PROVIDED RECORDS »
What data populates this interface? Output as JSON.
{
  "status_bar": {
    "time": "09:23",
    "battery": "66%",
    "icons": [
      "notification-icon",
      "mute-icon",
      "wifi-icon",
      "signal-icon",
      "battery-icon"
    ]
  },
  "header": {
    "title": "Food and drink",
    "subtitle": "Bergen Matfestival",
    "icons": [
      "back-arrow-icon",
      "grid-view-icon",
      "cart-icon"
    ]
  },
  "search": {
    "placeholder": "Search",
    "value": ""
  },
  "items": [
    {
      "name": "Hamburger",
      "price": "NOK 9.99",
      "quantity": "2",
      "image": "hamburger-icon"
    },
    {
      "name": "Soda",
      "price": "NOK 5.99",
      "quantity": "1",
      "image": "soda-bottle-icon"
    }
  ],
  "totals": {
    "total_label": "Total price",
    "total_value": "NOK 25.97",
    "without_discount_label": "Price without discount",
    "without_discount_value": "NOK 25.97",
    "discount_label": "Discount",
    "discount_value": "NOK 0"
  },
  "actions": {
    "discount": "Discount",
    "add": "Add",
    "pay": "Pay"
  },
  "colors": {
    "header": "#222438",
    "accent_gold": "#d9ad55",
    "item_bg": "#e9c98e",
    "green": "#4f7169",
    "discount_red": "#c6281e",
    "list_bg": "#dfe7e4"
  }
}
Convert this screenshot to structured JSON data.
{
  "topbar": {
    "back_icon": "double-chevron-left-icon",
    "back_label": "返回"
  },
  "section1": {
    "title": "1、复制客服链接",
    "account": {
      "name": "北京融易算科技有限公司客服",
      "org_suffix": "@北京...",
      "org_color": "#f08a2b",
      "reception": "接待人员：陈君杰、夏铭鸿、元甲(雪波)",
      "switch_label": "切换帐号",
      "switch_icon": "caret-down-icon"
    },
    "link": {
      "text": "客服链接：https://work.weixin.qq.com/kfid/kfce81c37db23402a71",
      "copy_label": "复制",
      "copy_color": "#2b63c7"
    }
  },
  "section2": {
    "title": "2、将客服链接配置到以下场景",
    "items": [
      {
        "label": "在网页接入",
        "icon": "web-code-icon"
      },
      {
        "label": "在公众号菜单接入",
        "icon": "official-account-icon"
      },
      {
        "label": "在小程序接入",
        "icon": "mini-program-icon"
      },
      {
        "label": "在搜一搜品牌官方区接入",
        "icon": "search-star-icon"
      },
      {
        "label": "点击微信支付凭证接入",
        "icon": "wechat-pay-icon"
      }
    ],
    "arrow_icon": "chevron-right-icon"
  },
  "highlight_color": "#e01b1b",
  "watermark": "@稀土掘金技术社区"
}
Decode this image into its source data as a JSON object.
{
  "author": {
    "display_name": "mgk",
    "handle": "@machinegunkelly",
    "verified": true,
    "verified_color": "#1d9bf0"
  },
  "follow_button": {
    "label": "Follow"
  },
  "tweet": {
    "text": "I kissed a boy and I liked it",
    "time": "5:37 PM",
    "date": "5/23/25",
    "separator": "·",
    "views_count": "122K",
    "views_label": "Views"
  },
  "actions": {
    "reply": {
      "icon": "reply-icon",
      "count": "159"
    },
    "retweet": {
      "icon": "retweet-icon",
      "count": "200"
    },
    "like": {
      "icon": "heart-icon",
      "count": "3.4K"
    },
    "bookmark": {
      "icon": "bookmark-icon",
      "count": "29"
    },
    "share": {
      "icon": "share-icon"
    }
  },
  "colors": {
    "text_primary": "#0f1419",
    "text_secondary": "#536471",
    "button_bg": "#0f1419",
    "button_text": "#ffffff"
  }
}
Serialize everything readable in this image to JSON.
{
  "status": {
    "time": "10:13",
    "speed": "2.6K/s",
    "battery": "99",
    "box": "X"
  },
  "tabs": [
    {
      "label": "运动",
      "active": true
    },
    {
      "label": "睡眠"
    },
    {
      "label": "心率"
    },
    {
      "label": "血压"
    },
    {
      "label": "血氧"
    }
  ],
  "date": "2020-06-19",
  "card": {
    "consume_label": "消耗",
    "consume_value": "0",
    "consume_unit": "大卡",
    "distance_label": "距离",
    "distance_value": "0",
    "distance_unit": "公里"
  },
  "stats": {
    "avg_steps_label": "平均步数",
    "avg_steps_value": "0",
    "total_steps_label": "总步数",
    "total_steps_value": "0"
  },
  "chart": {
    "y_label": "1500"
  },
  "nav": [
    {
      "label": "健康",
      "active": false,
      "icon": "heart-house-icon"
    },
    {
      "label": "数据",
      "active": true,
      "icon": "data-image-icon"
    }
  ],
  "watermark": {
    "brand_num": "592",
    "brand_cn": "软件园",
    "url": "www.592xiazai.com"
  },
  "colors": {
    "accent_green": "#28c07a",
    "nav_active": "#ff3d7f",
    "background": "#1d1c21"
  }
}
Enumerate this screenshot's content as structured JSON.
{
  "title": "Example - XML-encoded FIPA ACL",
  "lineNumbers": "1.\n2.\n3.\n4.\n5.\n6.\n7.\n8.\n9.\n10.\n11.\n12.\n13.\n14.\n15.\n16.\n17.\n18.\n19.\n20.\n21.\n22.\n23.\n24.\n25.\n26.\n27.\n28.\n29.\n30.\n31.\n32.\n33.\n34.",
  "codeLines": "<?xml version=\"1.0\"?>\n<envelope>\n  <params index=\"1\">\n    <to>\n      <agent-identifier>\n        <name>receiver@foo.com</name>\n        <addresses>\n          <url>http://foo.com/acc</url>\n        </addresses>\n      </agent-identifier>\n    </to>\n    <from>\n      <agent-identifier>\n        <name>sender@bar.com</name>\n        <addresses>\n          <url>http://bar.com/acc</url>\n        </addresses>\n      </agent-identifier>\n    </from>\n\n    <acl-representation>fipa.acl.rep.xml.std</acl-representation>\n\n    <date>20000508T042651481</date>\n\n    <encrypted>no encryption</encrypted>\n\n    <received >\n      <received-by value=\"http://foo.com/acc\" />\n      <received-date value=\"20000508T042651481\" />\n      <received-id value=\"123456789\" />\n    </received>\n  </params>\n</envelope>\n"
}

THE EXERCISE » Return the lines of the records that include the string "JSON".

THE OUTPUT »
What data populates this interface? Output as JSON.
Convert this screenshot to structured JSON data.
Decode this image into its source data as a JSON object.
Serialize everything readable in this image to JSON.
Enumerate this screenshot's content as structured JSON.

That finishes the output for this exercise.